PROBLEM DETAILS. What is the number of lines in the entries below that include the word "ReVolution"? Provide the number only.

DATASET RECORDS.

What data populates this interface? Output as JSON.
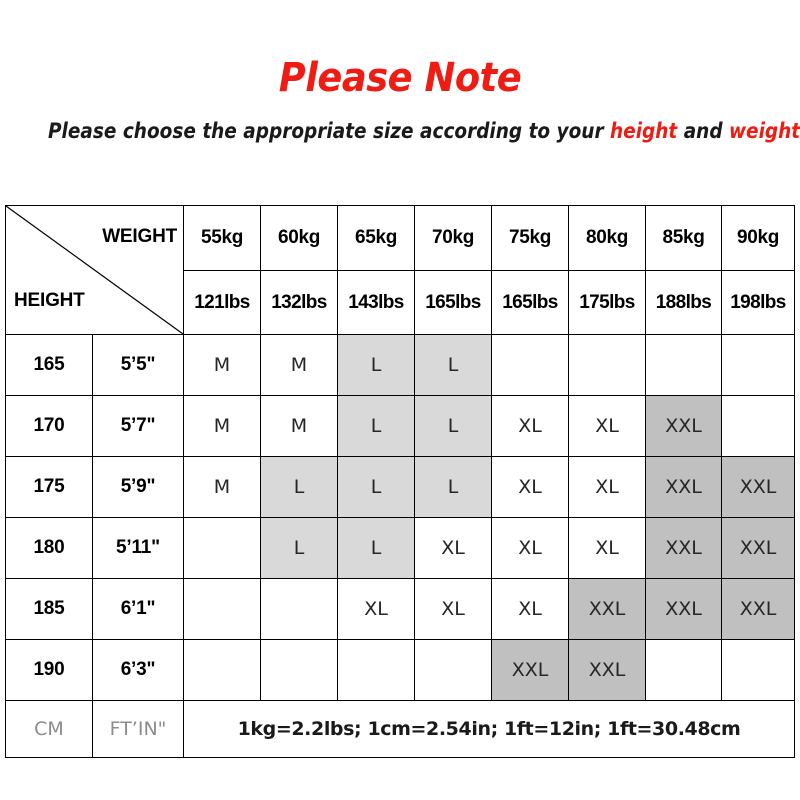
{
  "heading": {
    "title": "Please Note",
    "subtitle_pre": "Please choose the appropriate size according to your ",
    "subtitle_hl1": "height",
    "subtitle_mid": " and ",
    "subtitle_hl2": "weight"
  },
  "colors": {
    "title_red": "#ee1c13",
    "shade_light": "#d9d9d9",
    "shade_dark": "#c0c0c0",
    "text_dark": "#262626",
    "footer_label_gray": "#8c8c8c"
  },
  "table": {
    "corner": {
      "weight_label": "WEIGHT",
      "height_label": "HEIGHT"
    },
    "weight_kg": [
      "55kg",
      "60kg",
      "65kg",
      "70kg",
      "75kg",
      "80kg",
      "85kg",
      "90kg"
    ],
    "weight_lbs": [
      "121lbs",
      "132lbs",
      "143lbs",
      "165lbs",
      "165lbs",
      "175lbs",
      "188lbs",
      "198lbs"
    ],
    "rows": [
      {
        "height_cm": "165",
        "height_ft": "5’5\"",
        "cells": [
          {
            "size": "M",
            "shade": "none"
          },
          {
            "size": "M",
            "shade": "none"
          },
          {
            "size": "L",
            "shade": "light"
          },
          {
            "size": "L",
            "shade": "light"
          },
          {
            "size": "",
            "shade": "none"
          },
          {
            "size": "",
            "shade": "none"
          },
          {
            "size": "",
            "shade": "none"
          },
          {
            "size": "",
            "shade": "none"
          }
        ]
      },
      {
        "height_cm": "170",
        "height_ft": "5’7\"",
        "cells": [
          {
            "size": "M",
            "shade": "none"
          },
          {
            "size": "M",
            "shade": "none"
          },
          {
            "size": "L",
            "shade": "light"
          },
          {
            "size": "L",
            "shade": "light"
          },
          {
            "size": "XL",
            "shade": "none"
          },
          {
            "size": "XL",
            "shade": "none"
          },
          {
            "size": "XXL",
            "shade": "dark"
          },
          {
            "size": "",
            "shade": "none"
          }
        ]
      },
      {
        "height_cm": "175",
        "height_ft": "5’9\"",
        "cells": [
          {
            "size": "M",
            "shade": "none"
          },
          {
            "size": "L",
            "shade": "light"
          },
          {
            "size": "L",
            "shade": "light"
          },
          {
            "size": "L",
            "shade": "light"
          },
          {
            "size": "XL",
            "shade": "none"
          },
          {
            "size": "XL",
            "shade": "none"
          },
          {
            "size": "XXL",
            "shade": "dark"
          },
          {
            "size": "XXL",
            "shade": "dark"
          }
        ]
      },
      {
        "height_cm": "180",
        "height_ft": "5’11\"",
        "cells": [
          {
            "size": "",
            "shade": "none"
          },
          {
            "size": "L",
            "shade": "light"
          },
          {
            "size": "L",
            "shade": "light"
          },
          {
            "size": "XL",
            "shade": "none"
          },
          {
            "size": "XL",
            "shade": "none"
          },
          {
            "size": "XL",
            "shade": "none"
          },
          {
            "size": "XXL",
            "shade": "dark"
          },
          {
            "size": "XXL",
            "shade": "dark"
          }
        ]
      },
      {
        "height_cm": "185",
        "height_ft": "6’1\"",
        "cells": [
          {
            "size": "",
            "shade": "none"
          },
          {
            "size": "",
            "shade": "none"
          },
          {
            "size": "XL",
            "shade": "none"
          },
          {
            "size": "XL",
            "shade": "none"
          },
          {
            "size": "XL",
            "shade": "none"
          },
          {
            "size": "XXL",
            "shade": "dark"
          },
          {
            "size": "XXL",
            "shade": "dark"
          },
          {
            "size": "XXL",
            "shade": "dark"
          }
        ]
      },
      {
        "height_cm": "190",
        "height_ft": "6’3\"",
        "cells": [
          {
            "size": "",
            "shade": "none"
          },
          {
            "size": "",
            "shade": "none"
          },
          {
            "size": "",
            "shade": "none"
          },
          {
            "size": "",
            "shade": "none"
          },
          {
            "size": "XXL",
            "shade": "dark"
          },
          {
            "size": "XXL",
            "shade": "dark"
          },
          {
            "size": "",
            "shade": "none"
          },
          {
            "size": "",
            "shade": "none"
          }
        ]
      }
    ],
    "footer": {
      "cm_label": "CM",
      "ftin_label": "FT’IN\"",
      "conversion": "1kg=2.2lbs; 1cm=2.54in; 1ft=12in; 1ft=30.48cm"
    }
  }
}
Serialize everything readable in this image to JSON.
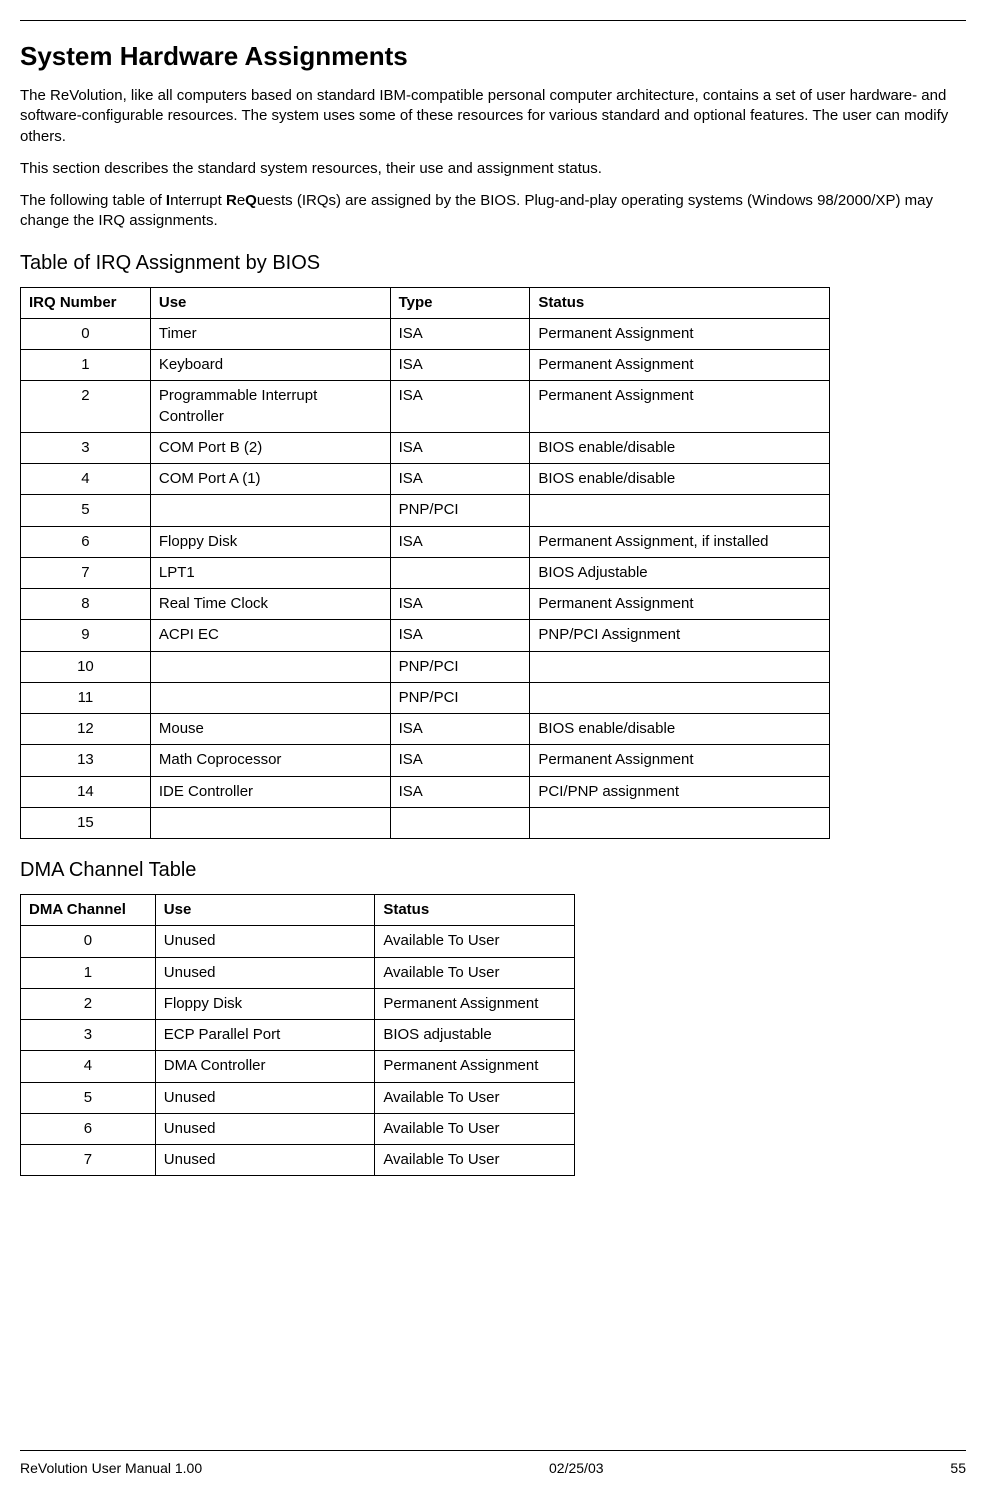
{
  "header": {
    "title": "System Hardware Assignments"
  },
  "intro": {
    "para1": "The ReVolution, like all computers based on standard IBM-compatible personal computer architecture, contains a set of user hardware- and software-configurable resources. The system uses some of these resources for various standard and optional features. The user can modify others.",
    "para2": "This section describes the standard system resources, their use and assignment status.",
    "para3_pre": "The following table of ",
    "para3_i": "I",
    "para3_mid1": "nterrupt ",
    "para3_r": "R",
    "para3_mid2": "e",
    "para3_q": "Q",
    "para3_post": "uests (IRQs) are assigned by the BIOS. Plug-and-play operating systems (Windows 98/2000/XP) may change the IRQ assignments."
  },
  "irq": {
    "heading": "Table of IRQ Assignment by BIOS",
    "cols": [
      "IRQ Number",
      "Use",
      "Type",
      "Status"
    ],
    "rows": [
      {
        "n": "0",
        "use": "Timer",
        "type": "ISA",
        "status": "Permanent Assignment"
      },
      {
        "n": "1",
        "use": "Keyboard",
        "type": "ISA",
        "status": "Permanent Assignment"
      },
      {
        "n": "2",
        "use": "Programmable Interrupt Controller",
        "type": "ISA",
        "status": "Permanent Assignment"
      },
      {
        "n": "3",
        "use": "COM Port B (2)",
        "type": "ISA",
        "status": "BIOS enable/disable"
      },
      {
        "n": "4",
        "use": "COM Port A (1)",
        "type": "ISA",
        "status": "BIOS enable/disable"
      },
      {
        "n": "5",
        "use": "",
        "type": "PNP/PCI",
        "status": ""
      },
      {
        "n": "6",
        "use": "Floppy Disk",
        "type": "ISA",
        "status": "Permanent Assignment, if installed"
      },
      {
        "n": "7",
        "use": "LPT1",
        "type": "",
        "status": "BIOS Adjustable"
      },
      {
        "n": "8",
        "use": "Real Time Clock",
        "type": "ISA",
        "status": "Permanent Assignment"
      },
      {
        "n": "9",
        "use": "ACPI EC",
        "type": "ISA",
        "status": "PNP/PCI Assignment"
      },
      {
        "n": "10",
        "use": "",
        "type": "PNP/PCI",
        "status": ""
      },
      {
        "n": "11",
        "use": "",
        "type": "PNP/PCI",
        "status": ""
      },
      {
        "n": "12",
        "use": "Mouse",
        "type": "ISA",
        "status": "BIOS enable/disable"
      },
      {
        "n": "13",
        "use": "Math Coprocessor",
        "type": "ISA",
        "status": "Permanent Assignment"
      },
      {
        "n": "14",
        "use": "IDE Controller",
        "type": "ISA",
        "status": "PCI/PNP assignment"
      },
      {
        "n": "15",
        "use": "",
        "type": "",
        "status": ""
      }
    ]
  },
  "dma": {
    "heading": "DMA Channel Table",
    "cols": [
      "DMA Channel",
      "Use",
      "Status"
    ],
    "rows": [
      {
        "n": "0",
        "use": "Unused",
        "status": "Available To User"
      },
      {
        "n": "1",
        "use": "Unused",
        "status": "Available To User"
      },
      {
        "n": "2",
        "use": "Floppy Disk",
        "status": "Permanent Assignment"
      },
      {
        "n": "3",
        "use": "ECP Parallel Port",
        "status": "BIOS adjustable"
      },
      {
        "n": "4",
        "use": "DMA Controller",
        "status": "Permanent Assignment"
      },
      {
        "n": "5",
        "use": "Unused",
        "status": "Available To User"
      },
      {
        "n": "6",
        "use": "Unused",
        "status": "Available To User"
      },
      {
        "n": "7",
        "use": "Unused",
        "status": "Available To User"
      }
    ]
  },
  "footer": {
    "left": "ReVolution User Manual 1.00",
    "center": "02/25/03",
    "right": "55"
  }
}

THE RESULT. 2